(Stored data)
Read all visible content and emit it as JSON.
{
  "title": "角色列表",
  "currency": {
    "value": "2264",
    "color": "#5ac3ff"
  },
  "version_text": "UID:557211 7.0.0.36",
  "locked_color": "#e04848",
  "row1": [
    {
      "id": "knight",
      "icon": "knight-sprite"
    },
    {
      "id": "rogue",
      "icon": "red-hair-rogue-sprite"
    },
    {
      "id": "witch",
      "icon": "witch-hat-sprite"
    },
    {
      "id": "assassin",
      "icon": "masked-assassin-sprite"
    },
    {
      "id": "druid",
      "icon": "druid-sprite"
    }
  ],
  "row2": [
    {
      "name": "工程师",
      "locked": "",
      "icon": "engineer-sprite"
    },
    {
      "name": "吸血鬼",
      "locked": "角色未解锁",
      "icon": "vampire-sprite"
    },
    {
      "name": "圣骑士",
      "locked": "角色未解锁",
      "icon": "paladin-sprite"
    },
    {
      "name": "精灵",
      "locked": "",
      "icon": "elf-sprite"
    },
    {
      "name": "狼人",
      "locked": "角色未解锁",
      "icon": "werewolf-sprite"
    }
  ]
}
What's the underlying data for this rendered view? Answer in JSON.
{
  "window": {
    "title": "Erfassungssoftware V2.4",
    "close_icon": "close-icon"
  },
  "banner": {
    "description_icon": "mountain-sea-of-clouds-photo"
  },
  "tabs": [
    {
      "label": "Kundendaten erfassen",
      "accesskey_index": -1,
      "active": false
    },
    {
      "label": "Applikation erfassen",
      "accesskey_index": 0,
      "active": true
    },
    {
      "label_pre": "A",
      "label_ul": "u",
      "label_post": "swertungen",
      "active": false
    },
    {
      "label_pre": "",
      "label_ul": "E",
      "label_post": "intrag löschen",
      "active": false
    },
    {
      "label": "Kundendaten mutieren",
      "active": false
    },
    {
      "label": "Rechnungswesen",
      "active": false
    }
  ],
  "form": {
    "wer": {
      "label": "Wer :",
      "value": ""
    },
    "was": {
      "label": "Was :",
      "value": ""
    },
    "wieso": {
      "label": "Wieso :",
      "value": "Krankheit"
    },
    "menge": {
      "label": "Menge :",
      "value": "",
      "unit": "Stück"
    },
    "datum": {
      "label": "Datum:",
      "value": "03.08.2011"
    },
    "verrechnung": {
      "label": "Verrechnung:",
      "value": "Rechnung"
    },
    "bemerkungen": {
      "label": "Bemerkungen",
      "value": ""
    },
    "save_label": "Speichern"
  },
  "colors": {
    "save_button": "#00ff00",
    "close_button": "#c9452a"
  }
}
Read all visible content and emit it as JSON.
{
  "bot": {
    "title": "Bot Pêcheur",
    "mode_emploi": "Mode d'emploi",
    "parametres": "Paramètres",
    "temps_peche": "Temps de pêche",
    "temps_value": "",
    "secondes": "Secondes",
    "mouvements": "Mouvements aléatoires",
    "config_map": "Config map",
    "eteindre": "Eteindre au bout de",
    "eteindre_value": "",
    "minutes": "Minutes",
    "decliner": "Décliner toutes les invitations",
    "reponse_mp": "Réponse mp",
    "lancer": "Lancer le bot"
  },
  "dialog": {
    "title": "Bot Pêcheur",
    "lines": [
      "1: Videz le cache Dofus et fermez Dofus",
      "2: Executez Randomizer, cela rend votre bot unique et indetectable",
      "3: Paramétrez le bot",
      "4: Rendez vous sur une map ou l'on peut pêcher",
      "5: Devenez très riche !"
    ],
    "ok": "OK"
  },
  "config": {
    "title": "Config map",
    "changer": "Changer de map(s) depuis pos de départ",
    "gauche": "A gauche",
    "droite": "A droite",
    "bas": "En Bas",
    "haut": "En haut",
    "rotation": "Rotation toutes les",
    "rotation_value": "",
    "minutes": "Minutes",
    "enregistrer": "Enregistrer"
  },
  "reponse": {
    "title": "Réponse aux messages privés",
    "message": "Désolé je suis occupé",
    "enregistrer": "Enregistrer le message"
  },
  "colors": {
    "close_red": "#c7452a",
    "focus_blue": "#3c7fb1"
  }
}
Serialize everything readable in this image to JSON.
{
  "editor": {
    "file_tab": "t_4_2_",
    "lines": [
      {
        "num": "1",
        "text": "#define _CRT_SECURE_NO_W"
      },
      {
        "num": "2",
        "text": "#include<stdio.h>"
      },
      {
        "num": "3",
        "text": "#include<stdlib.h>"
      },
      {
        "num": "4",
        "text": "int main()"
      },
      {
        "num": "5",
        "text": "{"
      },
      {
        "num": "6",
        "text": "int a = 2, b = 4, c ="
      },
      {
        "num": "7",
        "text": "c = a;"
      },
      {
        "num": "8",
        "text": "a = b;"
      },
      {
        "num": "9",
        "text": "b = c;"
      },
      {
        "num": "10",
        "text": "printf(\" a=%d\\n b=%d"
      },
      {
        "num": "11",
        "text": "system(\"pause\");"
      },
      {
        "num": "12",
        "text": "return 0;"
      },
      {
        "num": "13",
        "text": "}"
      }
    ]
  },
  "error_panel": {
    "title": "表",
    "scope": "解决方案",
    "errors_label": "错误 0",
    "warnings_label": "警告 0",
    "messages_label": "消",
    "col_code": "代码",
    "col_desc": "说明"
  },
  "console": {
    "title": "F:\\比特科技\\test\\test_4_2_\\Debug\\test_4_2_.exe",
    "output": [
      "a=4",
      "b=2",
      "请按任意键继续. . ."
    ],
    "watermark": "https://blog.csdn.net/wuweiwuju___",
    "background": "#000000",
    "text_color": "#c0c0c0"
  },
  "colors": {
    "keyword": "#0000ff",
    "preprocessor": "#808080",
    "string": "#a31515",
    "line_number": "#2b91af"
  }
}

Written request:
Find each line holding the string "this" and copy it out.

Response:
What's the underlying data for this rendered view? Answer in JSON.
Serialize everything readable in this image to JSON.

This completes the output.